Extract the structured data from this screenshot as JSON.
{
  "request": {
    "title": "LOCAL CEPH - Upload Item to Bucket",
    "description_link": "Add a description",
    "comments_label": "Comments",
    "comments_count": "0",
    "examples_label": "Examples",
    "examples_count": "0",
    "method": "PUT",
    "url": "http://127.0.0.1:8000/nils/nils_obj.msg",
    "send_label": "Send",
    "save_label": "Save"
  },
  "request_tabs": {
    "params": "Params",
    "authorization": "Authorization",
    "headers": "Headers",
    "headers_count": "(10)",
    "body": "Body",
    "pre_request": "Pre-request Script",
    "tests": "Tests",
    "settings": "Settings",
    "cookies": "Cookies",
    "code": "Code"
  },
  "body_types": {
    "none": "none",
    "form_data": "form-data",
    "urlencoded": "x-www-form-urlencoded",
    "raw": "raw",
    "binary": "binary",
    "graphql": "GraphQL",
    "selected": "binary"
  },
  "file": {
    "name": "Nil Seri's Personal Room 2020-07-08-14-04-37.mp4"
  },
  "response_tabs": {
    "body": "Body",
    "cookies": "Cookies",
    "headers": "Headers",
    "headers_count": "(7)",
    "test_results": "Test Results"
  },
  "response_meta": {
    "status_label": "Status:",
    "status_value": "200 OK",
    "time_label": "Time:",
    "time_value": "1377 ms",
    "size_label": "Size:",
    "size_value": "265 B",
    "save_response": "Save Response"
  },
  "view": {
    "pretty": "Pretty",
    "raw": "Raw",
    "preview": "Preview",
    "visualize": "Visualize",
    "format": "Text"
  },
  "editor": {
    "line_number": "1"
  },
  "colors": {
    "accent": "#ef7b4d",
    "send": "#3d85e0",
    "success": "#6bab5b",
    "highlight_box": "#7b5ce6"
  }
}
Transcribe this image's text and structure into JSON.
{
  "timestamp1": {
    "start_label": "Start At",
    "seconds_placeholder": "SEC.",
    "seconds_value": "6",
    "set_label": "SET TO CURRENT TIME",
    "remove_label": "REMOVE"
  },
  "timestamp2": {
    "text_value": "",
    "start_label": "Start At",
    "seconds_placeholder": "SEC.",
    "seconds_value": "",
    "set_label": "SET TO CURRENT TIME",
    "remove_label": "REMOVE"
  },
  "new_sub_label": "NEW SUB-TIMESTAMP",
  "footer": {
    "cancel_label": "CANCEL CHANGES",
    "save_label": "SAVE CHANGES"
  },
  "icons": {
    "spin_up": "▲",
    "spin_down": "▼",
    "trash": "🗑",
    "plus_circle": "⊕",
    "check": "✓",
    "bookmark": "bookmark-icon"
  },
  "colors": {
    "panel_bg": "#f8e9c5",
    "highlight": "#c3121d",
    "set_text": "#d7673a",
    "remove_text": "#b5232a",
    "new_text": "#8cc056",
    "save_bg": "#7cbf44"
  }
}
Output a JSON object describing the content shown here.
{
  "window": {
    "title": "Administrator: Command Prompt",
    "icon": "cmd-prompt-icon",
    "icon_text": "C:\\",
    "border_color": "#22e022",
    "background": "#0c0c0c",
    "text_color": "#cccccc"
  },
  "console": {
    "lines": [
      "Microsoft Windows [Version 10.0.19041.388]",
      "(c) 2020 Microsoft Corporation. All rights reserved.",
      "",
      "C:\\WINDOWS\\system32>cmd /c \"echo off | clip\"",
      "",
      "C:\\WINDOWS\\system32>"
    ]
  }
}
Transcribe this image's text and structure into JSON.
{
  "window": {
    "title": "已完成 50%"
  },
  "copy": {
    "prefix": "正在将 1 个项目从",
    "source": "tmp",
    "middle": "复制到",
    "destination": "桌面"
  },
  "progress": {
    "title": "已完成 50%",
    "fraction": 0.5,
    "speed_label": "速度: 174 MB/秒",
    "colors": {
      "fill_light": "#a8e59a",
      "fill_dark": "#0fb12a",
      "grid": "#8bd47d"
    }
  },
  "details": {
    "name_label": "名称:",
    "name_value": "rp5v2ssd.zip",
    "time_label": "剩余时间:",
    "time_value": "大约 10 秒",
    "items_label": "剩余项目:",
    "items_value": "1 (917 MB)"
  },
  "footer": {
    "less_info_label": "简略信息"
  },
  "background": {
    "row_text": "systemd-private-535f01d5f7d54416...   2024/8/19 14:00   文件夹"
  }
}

AIM OF THE EXERCISE. Reproduce all of the records exactly.

RESPONSE FOR THIS EXERCISE.
Extract the structured data from this screenshot as JSON.
{
  "request": {
    "title": "LOCAL CEPH - Upload Item to Bucket",
    "description_link": "Add a description",
    "comments_label": "Comments",
    "comments_count": "0",
    "examples_label": "Examples",
    "examples_count": "0",
    "method": "PUT",
    "url": "http://127.0.0.1:8000/nils/nils_obj.msg",
    "send_label": "Send",
    "save_label": "Save"
  },
  "request_tabs": {
    "params": "Params",
    "authorization": "Authorization",
    "headers": "Headers",
    "headers_count": "(10)",
    "body": "Body",
    "pre_request": "Pre-request Script",
    "tests": "Tests",
    "settings": "Settings",
    "cookies": "Cookies",
    "code": "Code"
  },
  "body_types": {
    "none": "none",
    "form_data": "form-data",
    "urlencoded": "x-www-form-urlencoded",
    "raw": "raw",
    "binary": "binary",
    "graphql": "GraphQL",
    "selected": "binary"
  },
  "file": {
    "name": "Nil Seri's Personal Room 2020-07-08-14-04-37.mp4"
  },
  "response_tabs": {
    "body": "Body",
    "cookies": "Cookies",
    "headers": "Headers",
    "headers_count": "(7)",
    "test_results": "Test Results"
  },
  "response_meta": {
    "status_label": "Status:",
    "status_value": "200 OK",
    "time_label": "Time:",
    "time_value": "1377 ms",
    "size_label": "Size:",
    "size_value": "265 B",
    "save_response": "Save Response"
  },
  "view": {
    "pretty": "Pretty",
    "raw": "Raw",
    "preview": "Preview",
    "visualize": "Visualize",
    "format": "Text"
  },
  "editor": {
    "line_number": "1"
  },
  "colors": {
    "accent": "#ef7b4d",
    "send": "#3d85e0",
    "success": "#6bab5b",
    "highlight_box": "#7b5ce6"
  }
}
Transcribe this image's text and structure into JSON.
{
  "timestamp1": {
    "start_label": "Start At",
    "seconds_placeholder": "SEC.",
    "seconds_value": "6",
    "set_label": "SET TO CURRENT TIME",
    "remove_label": "REMOVE"
  },
  "timestamp2": {
    "text_value": "",
    "start_label": "Start At",
    "seconds_placeholder": "SEC.",
    "seconds_value": "",
    "set_label": "SET TO CURRENT TIME",
    "remove_label": "REMOVE"
  },
  "new_sub_label": "NEW SUB-TIMESTAMP",
  "footer": {
    "cancel_label": "CANCEL CHANGES",
    "save_label": "SAVE CHANGES"
  },
  "icons": {
    "spin_up": "▲",
    "spin_down": "▼",
    "trash": "🗑",
    "plus_circle": "⊕",
    "check": "✓",
    "bookmark": "bookmark-icon"
  },
  "colors": {
    "panel_bg": "#f8e9c5",
    "highlight": "#c3121d",
    "set_text": "#d7673a",
    "remove_text": "#b5232a",
    "new_text": "#8cc056",
    "save_bg": "#7cbf44"
  }
}
Output a JSON object describing the content shown here.
{
  "window": {
    "title": "Administrator: Command Prompt",
    "icon": "cmd-prompt-icon",
    "icon_text": "C:\\",
    "border_color": "#22e022",
    "background": "#0c0c0c",
    "text_color": "#cccccc"
  },
  "console": {
    "lines": [
      "Microsoft Windows [Version 10.0.19041.388]",
      "(c) 2020 Microsoft Corporation. All rights reserved.",
      "",
      "C:\\WINDOWS\\system32>cmd /c \"echo off | clip\"",
      "",
      "C:\\WINDOWS\\system32>"
    ]
  }
}
Transcribe this image's text and structure into JSON.
{
  "window": {
    "title": "已完成 50%"
  },
  "copy": {
    "prefix": "正在将 1 个项目从",
    "source": "tmp",
    "middle": "复制到",
    "destination": "桌面"
  },
  "progress": {
    "title": "已完成 50%",
    "fraction": 0.5,
    "speed_label": "速度: 174 MB/秒",
    "colors": {
      "fill_light": "#a8e59a",
      "fill_dark": "#0fb12a",
      "grid": "#8bd47d"
    }
  },
  "details": {
    "name_label": "名称:",
    "name_value": "rp5v2ssd.zip",
    "time_label": "剩余时间:",
    "time_value": "大约 10 秒",
    "items_label": "剩余项目:",
    "items_value": "1 (917 MB)"
  },
  "footer": {
    "less_info_label": "简略信息"
  },
  "background": {
    "row_text": "systemd-private-535f01d5f7d54416...   2024/8/19 14:00   文件夹"
  }
}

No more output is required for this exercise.